Task requirements: All of the records below need to be copied exactly.

>>

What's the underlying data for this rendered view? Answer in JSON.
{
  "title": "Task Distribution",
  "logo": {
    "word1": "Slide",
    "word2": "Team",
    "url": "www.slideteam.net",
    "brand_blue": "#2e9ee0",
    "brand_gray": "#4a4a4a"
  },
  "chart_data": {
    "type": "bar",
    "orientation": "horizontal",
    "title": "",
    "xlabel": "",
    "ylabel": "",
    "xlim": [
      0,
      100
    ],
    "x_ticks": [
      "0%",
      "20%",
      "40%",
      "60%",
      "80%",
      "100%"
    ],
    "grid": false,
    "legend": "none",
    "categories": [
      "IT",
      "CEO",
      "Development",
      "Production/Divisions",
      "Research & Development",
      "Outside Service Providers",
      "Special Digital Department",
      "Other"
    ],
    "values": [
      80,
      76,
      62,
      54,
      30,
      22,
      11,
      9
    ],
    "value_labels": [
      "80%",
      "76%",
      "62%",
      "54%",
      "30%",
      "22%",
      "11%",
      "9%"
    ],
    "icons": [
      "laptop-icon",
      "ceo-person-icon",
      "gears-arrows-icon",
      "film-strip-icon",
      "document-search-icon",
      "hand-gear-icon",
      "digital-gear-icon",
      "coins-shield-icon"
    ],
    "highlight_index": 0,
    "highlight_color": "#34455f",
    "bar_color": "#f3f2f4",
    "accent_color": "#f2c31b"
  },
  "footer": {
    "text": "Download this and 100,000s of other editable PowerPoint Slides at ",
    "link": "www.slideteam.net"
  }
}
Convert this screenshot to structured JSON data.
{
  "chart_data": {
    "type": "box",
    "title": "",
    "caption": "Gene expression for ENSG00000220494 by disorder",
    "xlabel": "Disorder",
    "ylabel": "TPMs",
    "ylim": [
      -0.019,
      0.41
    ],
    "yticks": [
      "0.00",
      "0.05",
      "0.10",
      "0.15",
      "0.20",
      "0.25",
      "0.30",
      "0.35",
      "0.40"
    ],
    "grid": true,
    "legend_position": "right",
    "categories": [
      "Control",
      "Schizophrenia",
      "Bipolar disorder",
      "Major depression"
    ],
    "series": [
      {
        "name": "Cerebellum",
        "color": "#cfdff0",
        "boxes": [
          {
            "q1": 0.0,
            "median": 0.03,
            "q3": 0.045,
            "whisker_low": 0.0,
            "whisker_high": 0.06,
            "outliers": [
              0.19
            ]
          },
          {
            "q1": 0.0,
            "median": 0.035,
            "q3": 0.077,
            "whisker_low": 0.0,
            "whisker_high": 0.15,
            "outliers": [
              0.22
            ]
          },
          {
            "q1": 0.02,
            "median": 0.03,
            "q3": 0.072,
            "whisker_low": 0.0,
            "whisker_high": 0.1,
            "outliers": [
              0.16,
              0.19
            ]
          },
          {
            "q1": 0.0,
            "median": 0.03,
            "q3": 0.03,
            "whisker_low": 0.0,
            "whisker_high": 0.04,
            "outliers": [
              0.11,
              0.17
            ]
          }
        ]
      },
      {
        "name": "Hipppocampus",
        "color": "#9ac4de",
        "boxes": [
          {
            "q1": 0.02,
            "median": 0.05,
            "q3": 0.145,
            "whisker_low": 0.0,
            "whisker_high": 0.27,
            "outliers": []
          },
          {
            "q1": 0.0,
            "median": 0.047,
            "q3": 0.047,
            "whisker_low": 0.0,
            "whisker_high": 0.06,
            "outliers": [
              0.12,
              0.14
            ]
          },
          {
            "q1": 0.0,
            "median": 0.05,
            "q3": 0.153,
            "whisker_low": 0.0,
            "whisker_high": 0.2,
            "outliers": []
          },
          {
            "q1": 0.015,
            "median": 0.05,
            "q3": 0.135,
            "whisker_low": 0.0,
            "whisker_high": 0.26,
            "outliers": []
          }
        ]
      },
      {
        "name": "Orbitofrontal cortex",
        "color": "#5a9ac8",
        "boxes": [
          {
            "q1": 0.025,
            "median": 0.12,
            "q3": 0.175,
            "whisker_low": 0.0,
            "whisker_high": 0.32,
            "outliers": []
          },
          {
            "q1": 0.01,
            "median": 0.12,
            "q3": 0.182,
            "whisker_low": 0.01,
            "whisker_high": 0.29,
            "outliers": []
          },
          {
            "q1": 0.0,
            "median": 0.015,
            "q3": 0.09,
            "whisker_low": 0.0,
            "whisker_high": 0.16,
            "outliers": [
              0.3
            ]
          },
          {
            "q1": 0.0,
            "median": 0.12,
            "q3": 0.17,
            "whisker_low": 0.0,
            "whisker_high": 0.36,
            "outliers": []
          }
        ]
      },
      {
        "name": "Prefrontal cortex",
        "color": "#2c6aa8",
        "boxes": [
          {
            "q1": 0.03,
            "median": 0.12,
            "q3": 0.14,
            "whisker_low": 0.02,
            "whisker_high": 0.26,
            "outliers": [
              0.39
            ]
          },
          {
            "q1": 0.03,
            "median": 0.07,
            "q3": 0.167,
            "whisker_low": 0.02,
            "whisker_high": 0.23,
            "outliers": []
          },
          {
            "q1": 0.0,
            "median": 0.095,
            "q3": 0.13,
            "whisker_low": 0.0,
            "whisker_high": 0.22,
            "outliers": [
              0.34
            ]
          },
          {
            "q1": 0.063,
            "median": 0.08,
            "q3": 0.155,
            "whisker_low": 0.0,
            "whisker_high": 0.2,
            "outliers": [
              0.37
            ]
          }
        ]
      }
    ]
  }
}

<<

Exercise answer:
What's the underlying data for this rendered view? Answer in JSON.
{
  "title": "Task Distribution",
  "logo": {
    "word1": "Slide",
    "word2": "Team",
    "url": "www.slideteam.net",
    "brand_blue": "#2e9ee0",
    "brand_gray": "#4a4a4a"
  },
  "chart_data": {
    "type": "bar",
    "orientation": "horizontal",
    "title": "",
    "xlabel": "",
    "ylabel": "",
    "xlim": [
      0,
      100
    ],
    "x_ticks": [
      "0%",
      "20%",
      "40%",
      "60%",
      "80%",
      "100%"
    ],
    "grid": false,
    "legend": "none",
    "categories": [
      "IT",
      "CEO",
      "Development",
      "Production/Divisions",
      "Research & Development",
      "Outside Service Providers",
      "Special Digital Department",
      "Other"
    ],
    "values": [
      80,
      76,
      62,
      54,
      30,
      22,
      11,
      9
    ],
    "value_labels": [
      "80%",
      "76%",
      "62%",
      "54%",
      "30%",
      "22%",
      "11%",
      "9%"
    ],
    "icons": [
      "laptop-icon",
      "ceo-person-icon",
      "gears-arrows-icon",
      "film-strip-icon",
      "document-search-icon",
      "hand-gear-icon",
      "digital-gear-icon",
      "coins-shield-icon"
    ],
    "highlight_index": 0,
    "highlight_color": "#34455f",
    "bar_color": "#f3f2f4",
    "accent_color": "#f2c31b"
  },
  "footer": {
    "text": "Download this and 100,000s of other editable PowerPoint Slides at ",
    "link": "www.slideteam.net"
  }
}
Convert this screenshot to structured JSON data.
{
  "chart_data": {
    "type": "box",
    "title": "",
    "caption": "Gene expression for ENSG00000220494 by disorder",
    "xlabel": "Disorder",
    "ylabel": "TPMs",
    "ylim": [
      -0.019,
      0.41
    ],
    "yticks": [
      "0.00",
      "0.05",
      "0.10",
      "0.15",
      "0.20",
      "0.25",
      "0.30",
      "0.35",
      "0.40"
    ],
    "grid": true,
    "legend_position": "right",
    "categories": [
      "Control",
      "Schizophrenia",
      "Bipolar disorder",
      "Major depression"
    ],
    "series": [
      {
        "name": "Cerebellum",
        "color": "#cfdff0",
        "boxes": [
          {
            "q1": 0.0,
            "median": 0.03,
            "q3": 0.045,
            "whisker_low": 0.0,
            "whisker_high": 0.06,
            "outliers": [
              0.19
            ]
          },
          {
            "q1": 0.0,
            "median": 0.035,
            "q3": 0.077,
            "whisker_low": 0.0,
            "whisker_high": 0.15,
            "outliers": [
              0.22
            ]
          },
          {
            "q1": 0.02,
            "median": 0.03,
            "q3": 0.072,
            "whisker_low": 0.0,
            "whisker_high": 0.1,
            "outliers": [
              0.16,
              0.19
            ]
          },
          {
            "q1": 0.0,
            "median": 0.03,
            "q3": 0.03,
            "whisker_low": 0.0,
            "whisker_high": 0.04,
            "outliers": [
              0.11,
              0.17
            ]
          }
        ]
      },
      {
        "name": "Hipppocampus",
        "color": "#9ac4de",
        "boxes": [
          {
            "q1": 0.02,
            "median": 0.05,
            "q3": 0.145,
            "whisker_low": 0.0,
            "whisker_high": 0.27,
            "outliers": []
          },
          {
            "q1": 0.0,
            "median": 0.047,
            "q3": 0.047,
            "whisker_low": 0.0,
            "whisker_high": 0.06,
            "outliers": [
              0.12,
              0.14
            ]
          },
          {
            "q1": 0.0,
            "median": 0.05,
            "q3": 0.153,
            "whisker_low": 0.0,
            "whisker_high": 0.2,
            "outliers": []
          },
          {
            "q1": 0.015,
            "median": 0.05,
            "q3": 0.135,
            "whisker_low": 0.0,
            "whisker_high": 0.26,
            "outliers": []
          }
        ]
      },
      {
        "name": "Orbitofrontal cortex",
        "color": "#5a9ac8",
        "boxes": [
          {
            "q1": 0.025,
            "median": 0.12,
            "q3": 0.175,
            "whisker_low": 0.0,
            "whisker_high": 0.32,
            "outliers": []
          },
          {
            "q1": 0.01,
            "median": 0.12,
            "q3": 0.182,
            "whisker_low": 0.01,
            "whisker_high": 0.29,
            "outliers": []
          },
          {
            "q1": 0.0,
            "median": 0.015,
            "q3": 0.09,
            "whisker_low": 0.0,
            "whisker_high": 0.16,
            "outliers": [
              0.3
            ]
          },
          {
            "q1": 0.0,
            "median": 0.12,
            "q3": 0.17,
            "whisker_low": 0.0,
            "whisker_high": 0.36,
            "outliers": []
          }
        ]
      },
      {
        "name": "Prefrontal cortex",
        "color": "#2c6aa8",
        "boxes": [
          {
            "q1": 0.03,
            "median": 0.12,
            "q3": 0.14,
            "whisker_low": 0.02,
            "whisker_high": 0.26,
            "outliers": [
              0.39
            ]
          },
          {
            "q1": 0.03,
            "median": 0.07,
            "q3": 0.167,
            "whisker_low": 0.02,
            "whisker_high": 0.23,
            "outliers": []
          },
          {
            "q1": 0.0,
            "median": 0.095,
            "q3": 0.13,
            "whisker_low": 0.0,
            "whisker_high": 0.22,
            "outliers": [
              0.34
            ]
          },
          {
            "q1": 0.063,
            "median": 0.08,
            "q3": 0.155,
            "whisker_low": 0.0,
            "whisker_high": 0.2,
            "outliers": [
              0.37
            ]
          }
        ]
      }
    ]
  }
}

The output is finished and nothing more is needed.